## Written task
Transcribe the records below exactly as they appear.

## Exercise input
※

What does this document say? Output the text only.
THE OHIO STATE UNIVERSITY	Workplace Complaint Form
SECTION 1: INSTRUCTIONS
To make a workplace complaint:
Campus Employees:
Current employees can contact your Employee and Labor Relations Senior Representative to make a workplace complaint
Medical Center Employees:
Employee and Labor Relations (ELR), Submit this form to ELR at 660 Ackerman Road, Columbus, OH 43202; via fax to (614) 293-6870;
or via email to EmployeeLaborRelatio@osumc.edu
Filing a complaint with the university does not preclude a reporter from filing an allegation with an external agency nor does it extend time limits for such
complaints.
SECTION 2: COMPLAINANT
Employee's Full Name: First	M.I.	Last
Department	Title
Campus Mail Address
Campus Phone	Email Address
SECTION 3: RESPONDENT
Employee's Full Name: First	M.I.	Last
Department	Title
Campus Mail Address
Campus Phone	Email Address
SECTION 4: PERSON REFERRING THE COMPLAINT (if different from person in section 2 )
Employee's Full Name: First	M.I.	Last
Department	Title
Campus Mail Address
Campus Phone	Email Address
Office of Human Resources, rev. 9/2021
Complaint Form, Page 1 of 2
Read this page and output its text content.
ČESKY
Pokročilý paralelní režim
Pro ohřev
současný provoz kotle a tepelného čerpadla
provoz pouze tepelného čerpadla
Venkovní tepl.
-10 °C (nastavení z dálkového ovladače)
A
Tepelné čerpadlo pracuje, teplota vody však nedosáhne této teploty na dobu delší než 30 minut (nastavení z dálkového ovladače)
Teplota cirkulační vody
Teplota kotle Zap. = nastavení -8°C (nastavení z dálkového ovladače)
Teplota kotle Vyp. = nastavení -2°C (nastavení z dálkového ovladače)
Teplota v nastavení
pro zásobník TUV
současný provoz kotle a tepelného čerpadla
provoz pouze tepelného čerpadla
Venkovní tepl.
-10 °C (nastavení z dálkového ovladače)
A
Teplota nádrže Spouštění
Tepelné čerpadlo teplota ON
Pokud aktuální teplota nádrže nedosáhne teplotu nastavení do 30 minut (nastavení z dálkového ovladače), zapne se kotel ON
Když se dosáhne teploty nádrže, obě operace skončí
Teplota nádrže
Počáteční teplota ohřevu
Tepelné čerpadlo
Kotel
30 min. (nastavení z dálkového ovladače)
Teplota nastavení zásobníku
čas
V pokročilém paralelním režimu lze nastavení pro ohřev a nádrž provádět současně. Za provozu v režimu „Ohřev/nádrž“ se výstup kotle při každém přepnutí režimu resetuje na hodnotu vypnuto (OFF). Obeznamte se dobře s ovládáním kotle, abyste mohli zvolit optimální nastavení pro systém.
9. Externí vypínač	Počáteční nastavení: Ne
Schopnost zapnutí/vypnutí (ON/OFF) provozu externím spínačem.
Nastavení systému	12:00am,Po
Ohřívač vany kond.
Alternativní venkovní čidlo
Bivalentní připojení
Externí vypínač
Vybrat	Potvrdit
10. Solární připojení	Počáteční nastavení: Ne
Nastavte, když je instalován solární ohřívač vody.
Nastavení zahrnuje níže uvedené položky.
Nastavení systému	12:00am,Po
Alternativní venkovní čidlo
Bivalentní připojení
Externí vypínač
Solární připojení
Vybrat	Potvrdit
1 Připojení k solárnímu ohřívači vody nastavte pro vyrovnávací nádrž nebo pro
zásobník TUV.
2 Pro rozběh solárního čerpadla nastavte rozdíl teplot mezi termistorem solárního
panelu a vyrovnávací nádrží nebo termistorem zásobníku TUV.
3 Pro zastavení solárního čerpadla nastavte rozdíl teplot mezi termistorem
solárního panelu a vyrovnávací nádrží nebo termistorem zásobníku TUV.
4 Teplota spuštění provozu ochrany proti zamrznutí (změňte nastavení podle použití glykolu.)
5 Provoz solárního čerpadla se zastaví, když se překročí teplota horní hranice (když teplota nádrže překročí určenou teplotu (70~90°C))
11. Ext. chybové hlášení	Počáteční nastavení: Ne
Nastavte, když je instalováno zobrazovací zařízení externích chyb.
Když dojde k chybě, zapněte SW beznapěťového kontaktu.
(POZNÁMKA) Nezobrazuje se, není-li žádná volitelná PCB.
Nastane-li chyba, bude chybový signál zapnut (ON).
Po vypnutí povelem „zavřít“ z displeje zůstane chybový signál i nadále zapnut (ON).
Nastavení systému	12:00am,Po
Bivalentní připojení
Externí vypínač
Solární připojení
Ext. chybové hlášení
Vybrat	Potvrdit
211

※

## Solution for this exercise
What does this document say? Output the text only.
THE OHIO STATE UNIVERSITY	Workplace Complaint Form
SECTION 1: INSTRUCTIONS
To make a workplace complaint:
Campus Employees:
Current employees can contact your Employee and Labor Relations Senior Representative to make a workplace complaint
Medical Center Employees:
Employee and Labor Relations (ELR), Submit this form to ELR at 660 Ackerman Road, Columbus, OH 43202; via fax to (614) 293-6870;
or via email to EmployeeLaborRelatio@osumc.edu
Filing a complaint with the university does not preclude a reporter from filing an allegation with an external agency nor does it extend time limits for such
complaints.
SECTION 2: COMPLAINANT
Employee's Full Name: First	M.I.	Last
Department	Title
Campus Mail Address
Campus Phone	Email Address
SECTION 3: RESPONDENT
Employee's Full Name: First	M.I.	Last
Department	Title
Campus Mail Address
Campus Phone	Email Address
SECTION 4: PERSON REFERRING THE COMPLAINT (if different from person in section 2 )
Employee's Full Name: First	M.I.	Last
Department	Title
Campus Mail Address
Campus Phone	Email Address
Office of Human Resources, rev. 9/2021
Complaint Form, Page 1 of 2
Read this page and output its text content.
ČESKY
Pokročilý paralelní režim
Pro ohřev
současný provoz kotle a tepelného čerpadla
provoz pouze tepelného čerpadla
Venkovní tepl.
-10 °C (nastavení z dálkového ovladače)
A
Tepelné čerpadlo pracuje, teplota vody však nedosáhne této teploty na dobu delší než 30 minut (nastavení z dálkového ovladače)
Teplota cirkulační vody
Teplota kotle Zap. = nastavení -8°C (nastavení z dálkového ovladače)
Teplota kotle Vyp. = nastavení -2°C (nastavení z dálkového ovladače)
Teplota v nastavení
pro zásobník TUV
současný provoz kotle a tepelného čerpadla
provoz pouze tepelného čerpadla
Venkovní tepl.
-10 °C (nastavení z dálkového ovladače)
A
Teplota nádrže Spouštění
Tepelné čerpadlo teplota ON
Pokud aktuální teplota nádrže nedosáhne teplotu nastavení do 30 minut (nastavení z dálkového ovladače), zapne se kotel ON
Když se dosáhne teploty nádrže, obě operace skončí
Teplota nádrže
Počáteční teplota ohřevu
Tepelné čerpadlo
Kotel
30 min. (nastavení z dálkového ovladače)
Teplota nastavení zásobníku
čas
V pokročilém paralelním režimu lze nastavení pro ohřev a nádrž provádět současně. Za provozu v režimu „Ohřev/nádrž“ se výstup kotle při každém přepnutí režimu resetuje na hodnotu vypnuto (OFF). Obeznamte se dobře s ovládáním kotle, abyste mohli zvolit optimální nastavení pro systém.
9. Externí vypínač	Počáteční nastavení: Ne
Schopnost zapnutí/vypnutí (ON/OFF) provozu externím spínačem.
Nastavení systému	12:00am,Po
Ohřívač vany kond.
Alternativní venkovní čidlo
Bivalentní připojení
Externí vypínač
Vybrat	Potvrdit
10. Solární připojení	Počáteční nastavení: Ne
Nastavte, když je instalován solární ohřívač vody.
Nastavení zahrnuje níže uvedené položky.
Nastavení systému	12:00am,Po
Alternativní venkovní čidlo
Bivalentní připojení
Externí vypínač
Solární připojení
Vybrat	Potvrdit
1 Připojení k solárnímu ohřívači vody nastavte pro vyrovnávací nádrž nebo pro
zásobník TUV.
2 Pro rozběh solárního čerpadla nastavte rozdíl teplot mezi termistorem solárního
panelu a vyrovnávací nádrží nebo termistorem zásobníku TUV.
3 Pro zastavení solárního čerpadla nastavte rozdíl teplot mezi termistorem
solárního panelu a vyrovnávací nádrží nebo termistorem zásobníku TUV.
4 Teplota spuštění provozu ochrany proti zamrznutí (změňte nastavení podle použití glykolu.)
5 Provoz solárního čerpadla se zastaví, když se překročí teplota horní hranice (když teplota nádrže překročí určenou teplotu (70~90°C))
11. Ext. chybové hlášení	Počáteční nastavení: Ne
Nastavte, když je instalováno zobrazovací zařízení externích chyb.
Když dojde k chybě, zapněte SW beznapěťového kontaktu.
(POZNÁMKA) Nezobrazuje se, není-li žádná volitelná PCB.
Nastane-li chyba, bude chybový signál zapnut (ON).
Po vypnutí povelem „zavřít“ z displeje zůstane chybový signál i nadále zapnut (ON).
Nastavení systému	12:00am,Po
Bivalentní připojení
Externí vypínač
Solární připojení
Ext. chybové hlášení
Vybrat	Potvrdit
211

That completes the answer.